__WRITTEN TASK__
Only lines with the string "into" matter here; gather them from the material below.

__THE DATA__
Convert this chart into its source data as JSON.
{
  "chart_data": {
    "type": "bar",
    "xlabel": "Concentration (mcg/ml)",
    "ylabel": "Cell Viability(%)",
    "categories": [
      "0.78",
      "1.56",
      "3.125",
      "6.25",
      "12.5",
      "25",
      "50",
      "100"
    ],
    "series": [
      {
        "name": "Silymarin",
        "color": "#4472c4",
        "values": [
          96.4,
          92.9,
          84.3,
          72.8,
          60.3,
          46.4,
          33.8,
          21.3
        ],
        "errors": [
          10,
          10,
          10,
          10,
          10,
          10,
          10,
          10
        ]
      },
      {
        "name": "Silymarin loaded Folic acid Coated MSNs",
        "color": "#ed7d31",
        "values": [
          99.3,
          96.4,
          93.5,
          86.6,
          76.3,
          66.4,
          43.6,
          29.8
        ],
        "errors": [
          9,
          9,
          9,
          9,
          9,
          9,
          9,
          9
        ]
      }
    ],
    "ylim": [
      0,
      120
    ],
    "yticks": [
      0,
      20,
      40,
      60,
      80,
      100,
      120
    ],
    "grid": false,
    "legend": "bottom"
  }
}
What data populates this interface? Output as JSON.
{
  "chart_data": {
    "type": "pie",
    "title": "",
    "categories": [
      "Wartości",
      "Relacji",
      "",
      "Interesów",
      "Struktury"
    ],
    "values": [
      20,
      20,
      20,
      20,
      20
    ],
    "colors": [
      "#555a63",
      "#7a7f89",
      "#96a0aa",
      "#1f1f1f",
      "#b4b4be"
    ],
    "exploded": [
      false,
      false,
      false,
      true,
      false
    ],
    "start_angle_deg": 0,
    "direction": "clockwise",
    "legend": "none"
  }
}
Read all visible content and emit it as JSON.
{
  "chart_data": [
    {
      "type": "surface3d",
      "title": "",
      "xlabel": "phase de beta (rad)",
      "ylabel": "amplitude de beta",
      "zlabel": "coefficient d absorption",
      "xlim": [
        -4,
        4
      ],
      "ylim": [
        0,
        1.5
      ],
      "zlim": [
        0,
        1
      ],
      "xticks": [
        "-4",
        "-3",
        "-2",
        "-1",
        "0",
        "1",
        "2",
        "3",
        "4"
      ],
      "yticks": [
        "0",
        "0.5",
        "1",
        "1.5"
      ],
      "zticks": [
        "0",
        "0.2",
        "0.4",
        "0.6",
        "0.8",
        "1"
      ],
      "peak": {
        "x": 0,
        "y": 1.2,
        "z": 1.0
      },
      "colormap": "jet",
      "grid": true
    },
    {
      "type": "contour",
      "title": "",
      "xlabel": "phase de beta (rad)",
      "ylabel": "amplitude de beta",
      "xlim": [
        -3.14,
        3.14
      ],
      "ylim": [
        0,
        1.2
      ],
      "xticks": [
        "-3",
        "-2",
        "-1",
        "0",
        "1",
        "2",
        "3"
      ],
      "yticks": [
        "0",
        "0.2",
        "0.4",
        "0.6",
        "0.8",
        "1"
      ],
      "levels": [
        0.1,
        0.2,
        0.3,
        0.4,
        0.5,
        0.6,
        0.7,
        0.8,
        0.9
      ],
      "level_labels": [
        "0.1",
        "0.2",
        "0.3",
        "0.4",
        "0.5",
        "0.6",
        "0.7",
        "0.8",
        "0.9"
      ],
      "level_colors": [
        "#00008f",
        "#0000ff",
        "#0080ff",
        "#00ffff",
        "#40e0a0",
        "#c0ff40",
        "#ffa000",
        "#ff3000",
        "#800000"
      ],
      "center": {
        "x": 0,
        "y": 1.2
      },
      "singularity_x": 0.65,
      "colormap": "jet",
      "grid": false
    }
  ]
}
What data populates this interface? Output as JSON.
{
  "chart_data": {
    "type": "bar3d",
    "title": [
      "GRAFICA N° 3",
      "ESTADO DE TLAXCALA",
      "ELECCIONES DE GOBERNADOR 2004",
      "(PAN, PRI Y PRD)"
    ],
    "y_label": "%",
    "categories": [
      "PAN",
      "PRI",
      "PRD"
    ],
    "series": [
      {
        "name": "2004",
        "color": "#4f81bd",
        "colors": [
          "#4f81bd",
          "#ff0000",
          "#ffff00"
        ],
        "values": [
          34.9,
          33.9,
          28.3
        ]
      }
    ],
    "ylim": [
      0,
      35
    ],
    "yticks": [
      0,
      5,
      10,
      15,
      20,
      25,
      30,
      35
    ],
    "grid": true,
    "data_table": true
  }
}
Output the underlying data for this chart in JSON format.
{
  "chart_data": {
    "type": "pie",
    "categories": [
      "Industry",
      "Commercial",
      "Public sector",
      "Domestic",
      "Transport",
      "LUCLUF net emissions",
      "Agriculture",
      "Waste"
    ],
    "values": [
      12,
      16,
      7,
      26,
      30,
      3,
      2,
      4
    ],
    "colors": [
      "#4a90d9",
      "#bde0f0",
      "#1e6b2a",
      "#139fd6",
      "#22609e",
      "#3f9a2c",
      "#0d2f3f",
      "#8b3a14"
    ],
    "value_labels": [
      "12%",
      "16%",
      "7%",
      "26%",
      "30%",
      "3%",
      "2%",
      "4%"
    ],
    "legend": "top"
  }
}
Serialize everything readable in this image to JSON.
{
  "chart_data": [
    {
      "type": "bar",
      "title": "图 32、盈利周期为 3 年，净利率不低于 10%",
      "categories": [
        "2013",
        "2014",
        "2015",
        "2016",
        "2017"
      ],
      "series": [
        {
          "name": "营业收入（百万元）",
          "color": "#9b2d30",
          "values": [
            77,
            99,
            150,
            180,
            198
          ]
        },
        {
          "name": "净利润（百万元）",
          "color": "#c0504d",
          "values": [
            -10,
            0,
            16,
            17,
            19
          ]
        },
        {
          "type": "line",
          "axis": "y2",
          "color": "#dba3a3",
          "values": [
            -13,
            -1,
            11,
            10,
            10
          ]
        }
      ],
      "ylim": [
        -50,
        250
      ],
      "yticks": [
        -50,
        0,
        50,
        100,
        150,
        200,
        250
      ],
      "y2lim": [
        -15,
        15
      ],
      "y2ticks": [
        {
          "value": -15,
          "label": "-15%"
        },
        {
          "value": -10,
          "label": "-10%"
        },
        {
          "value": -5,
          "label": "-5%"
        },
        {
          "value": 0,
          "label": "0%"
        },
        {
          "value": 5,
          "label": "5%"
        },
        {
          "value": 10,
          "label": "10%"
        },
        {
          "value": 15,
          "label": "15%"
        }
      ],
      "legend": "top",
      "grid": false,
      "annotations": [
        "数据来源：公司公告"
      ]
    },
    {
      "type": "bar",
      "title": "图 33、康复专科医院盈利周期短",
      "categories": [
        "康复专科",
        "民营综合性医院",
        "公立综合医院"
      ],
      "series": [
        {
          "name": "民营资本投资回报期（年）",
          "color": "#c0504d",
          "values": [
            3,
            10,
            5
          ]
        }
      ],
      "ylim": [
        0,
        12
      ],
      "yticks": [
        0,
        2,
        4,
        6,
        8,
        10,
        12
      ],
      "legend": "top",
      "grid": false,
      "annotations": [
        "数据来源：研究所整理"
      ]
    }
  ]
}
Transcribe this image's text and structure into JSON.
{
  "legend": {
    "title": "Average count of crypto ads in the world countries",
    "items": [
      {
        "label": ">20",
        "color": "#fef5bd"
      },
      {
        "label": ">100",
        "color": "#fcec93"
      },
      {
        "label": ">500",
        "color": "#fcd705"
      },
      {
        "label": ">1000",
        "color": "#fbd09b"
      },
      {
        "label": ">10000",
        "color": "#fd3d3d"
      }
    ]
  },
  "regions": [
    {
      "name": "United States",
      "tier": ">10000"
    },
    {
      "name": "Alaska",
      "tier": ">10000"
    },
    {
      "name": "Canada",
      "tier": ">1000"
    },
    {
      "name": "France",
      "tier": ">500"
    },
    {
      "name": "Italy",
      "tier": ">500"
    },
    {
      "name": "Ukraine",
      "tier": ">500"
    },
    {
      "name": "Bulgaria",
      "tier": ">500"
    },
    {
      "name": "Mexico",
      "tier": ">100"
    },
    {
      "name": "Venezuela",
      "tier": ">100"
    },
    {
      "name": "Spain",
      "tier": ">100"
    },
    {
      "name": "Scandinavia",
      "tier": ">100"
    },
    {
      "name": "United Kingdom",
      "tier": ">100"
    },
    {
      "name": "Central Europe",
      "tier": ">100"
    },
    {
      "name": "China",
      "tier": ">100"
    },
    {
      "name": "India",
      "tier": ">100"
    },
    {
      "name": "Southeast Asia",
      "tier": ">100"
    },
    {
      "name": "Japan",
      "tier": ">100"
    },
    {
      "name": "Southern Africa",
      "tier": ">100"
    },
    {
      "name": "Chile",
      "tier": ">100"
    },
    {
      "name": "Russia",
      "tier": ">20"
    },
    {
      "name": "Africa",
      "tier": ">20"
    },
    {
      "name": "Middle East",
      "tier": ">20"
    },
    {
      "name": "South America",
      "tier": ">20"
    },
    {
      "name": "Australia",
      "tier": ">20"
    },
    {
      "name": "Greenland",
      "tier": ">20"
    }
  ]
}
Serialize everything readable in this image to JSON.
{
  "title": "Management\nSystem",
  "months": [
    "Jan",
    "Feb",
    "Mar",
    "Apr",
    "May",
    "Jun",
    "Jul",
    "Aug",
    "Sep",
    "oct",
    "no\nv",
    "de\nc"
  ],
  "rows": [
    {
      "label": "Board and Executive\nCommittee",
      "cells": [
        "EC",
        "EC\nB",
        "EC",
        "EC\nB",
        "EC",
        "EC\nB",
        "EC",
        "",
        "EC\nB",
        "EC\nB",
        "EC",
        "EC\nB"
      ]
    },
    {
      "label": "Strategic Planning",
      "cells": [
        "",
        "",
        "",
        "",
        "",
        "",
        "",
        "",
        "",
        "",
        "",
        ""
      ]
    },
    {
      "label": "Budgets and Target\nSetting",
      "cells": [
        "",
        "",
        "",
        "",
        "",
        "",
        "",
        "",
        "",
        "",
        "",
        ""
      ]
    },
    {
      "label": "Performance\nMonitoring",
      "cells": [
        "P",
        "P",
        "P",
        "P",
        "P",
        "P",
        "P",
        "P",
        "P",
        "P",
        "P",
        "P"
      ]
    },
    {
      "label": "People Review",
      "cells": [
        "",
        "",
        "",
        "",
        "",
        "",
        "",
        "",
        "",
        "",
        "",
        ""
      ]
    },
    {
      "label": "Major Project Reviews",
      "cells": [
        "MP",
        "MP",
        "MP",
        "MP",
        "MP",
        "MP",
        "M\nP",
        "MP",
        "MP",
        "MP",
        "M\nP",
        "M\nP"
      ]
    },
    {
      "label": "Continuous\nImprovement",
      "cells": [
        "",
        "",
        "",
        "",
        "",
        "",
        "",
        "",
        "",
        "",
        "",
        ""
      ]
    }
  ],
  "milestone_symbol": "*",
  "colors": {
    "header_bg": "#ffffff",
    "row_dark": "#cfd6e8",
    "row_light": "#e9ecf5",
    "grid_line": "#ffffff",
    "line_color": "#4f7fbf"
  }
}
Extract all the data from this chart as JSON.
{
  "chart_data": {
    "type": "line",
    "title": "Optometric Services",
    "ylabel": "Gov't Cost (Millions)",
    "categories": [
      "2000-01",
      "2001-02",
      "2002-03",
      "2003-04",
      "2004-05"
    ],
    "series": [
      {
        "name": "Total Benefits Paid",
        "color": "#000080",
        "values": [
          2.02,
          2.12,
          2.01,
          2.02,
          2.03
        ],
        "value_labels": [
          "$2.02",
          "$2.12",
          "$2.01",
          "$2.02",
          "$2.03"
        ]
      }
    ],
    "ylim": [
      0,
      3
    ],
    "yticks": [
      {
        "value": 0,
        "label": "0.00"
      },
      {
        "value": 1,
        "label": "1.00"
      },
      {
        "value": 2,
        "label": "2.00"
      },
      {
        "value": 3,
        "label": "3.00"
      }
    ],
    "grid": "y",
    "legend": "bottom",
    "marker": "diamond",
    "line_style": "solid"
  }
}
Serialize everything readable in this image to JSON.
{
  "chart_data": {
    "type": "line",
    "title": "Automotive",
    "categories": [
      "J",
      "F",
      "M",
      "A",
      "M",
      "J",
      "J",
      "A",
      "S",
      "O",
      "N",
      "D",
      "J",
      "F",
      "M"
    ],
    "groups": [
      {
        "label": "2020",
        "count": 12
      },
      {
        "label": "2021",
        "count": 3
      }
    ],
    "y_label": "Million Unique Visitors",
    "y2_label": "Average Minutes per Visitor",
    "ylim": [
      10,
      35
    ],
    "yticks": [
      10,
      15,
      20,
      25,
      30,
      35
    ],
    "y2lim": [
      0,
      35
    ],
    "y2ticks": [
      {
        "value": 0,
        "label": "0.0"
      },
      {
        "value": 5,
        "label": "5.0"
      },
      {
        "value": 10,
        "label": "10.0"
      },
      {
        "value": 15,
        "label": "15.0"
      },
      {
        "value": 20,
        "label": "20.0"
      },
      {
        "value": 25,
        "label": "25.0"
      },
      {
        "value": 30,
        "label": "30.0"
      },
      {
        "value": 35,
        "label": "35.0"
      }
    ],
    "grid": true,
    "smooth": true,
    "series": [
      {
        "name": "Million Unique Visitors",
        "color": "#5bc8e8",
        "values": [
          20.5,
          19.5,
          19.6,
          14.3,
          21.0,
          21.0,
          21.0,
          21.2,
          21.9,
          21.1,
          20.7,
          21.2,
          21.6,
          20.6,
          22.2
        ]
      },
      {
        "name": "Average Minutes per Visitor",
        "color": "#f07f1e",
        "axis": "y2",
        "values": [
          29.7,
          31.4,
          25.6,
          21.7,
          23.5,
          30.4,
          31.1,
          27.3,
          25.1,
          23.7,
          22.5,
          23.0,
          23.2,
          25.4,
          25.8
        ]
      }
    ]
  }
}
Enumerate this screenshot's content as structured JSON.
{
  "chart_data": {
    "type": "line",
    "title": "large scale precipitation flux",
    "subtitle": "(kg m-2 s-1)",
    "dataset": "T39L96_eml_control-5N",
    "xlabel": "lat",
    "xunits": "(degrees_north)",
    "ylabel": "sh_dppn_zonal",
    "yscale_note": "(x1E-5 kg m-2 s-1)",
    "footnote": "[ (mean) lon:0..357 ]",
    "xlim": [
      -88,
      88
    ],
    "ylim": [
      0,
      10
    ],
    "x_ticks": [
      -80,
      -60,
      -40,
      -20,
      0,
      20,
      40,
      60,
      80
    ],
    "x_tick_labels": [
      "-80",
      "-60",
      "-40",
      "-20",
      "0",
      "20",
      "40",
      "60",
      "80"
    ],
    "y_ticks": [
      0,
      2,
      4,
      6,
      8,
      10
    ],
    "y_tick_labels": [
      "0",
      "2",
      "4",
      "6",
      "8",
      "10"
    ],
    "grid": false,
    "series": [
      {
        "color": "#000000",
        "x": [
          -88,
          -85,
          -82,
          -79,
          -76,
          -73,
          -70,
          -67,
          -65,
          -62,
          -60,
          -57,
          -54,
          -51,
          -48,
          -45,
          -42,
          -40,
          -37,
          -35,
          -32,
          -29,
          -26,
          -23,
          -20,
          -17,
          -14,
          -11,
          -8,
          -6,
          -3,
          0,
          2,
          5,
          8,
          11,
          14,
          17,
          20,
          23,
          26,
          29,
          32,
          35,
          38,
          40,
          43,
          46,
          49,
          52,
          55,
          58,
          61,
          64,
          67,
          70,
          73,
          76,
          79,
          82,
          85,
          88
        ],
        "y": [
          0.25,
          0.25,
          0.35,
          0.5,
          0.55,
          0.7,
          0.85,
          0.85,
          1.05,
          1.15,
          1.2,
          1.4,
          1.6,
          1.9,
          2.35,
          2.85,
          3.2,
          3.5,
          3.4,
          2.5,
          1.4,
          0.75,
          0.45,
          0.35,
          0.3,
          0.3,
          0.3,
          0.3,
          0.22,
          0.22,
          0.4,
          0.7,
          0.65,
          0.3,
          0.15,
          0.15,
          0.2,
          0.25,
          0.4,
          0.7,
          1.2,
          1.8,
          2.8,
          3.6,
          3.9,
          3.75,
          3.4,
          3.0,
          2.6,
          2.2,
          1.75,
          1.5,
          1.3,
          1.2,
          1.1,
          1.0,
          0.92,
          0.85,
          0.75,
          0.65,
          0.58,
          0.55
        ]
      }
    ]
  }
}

__THE REPLY__
Convert this chart into its source data as JSON.
Transcribe this image's text and structure into JSON.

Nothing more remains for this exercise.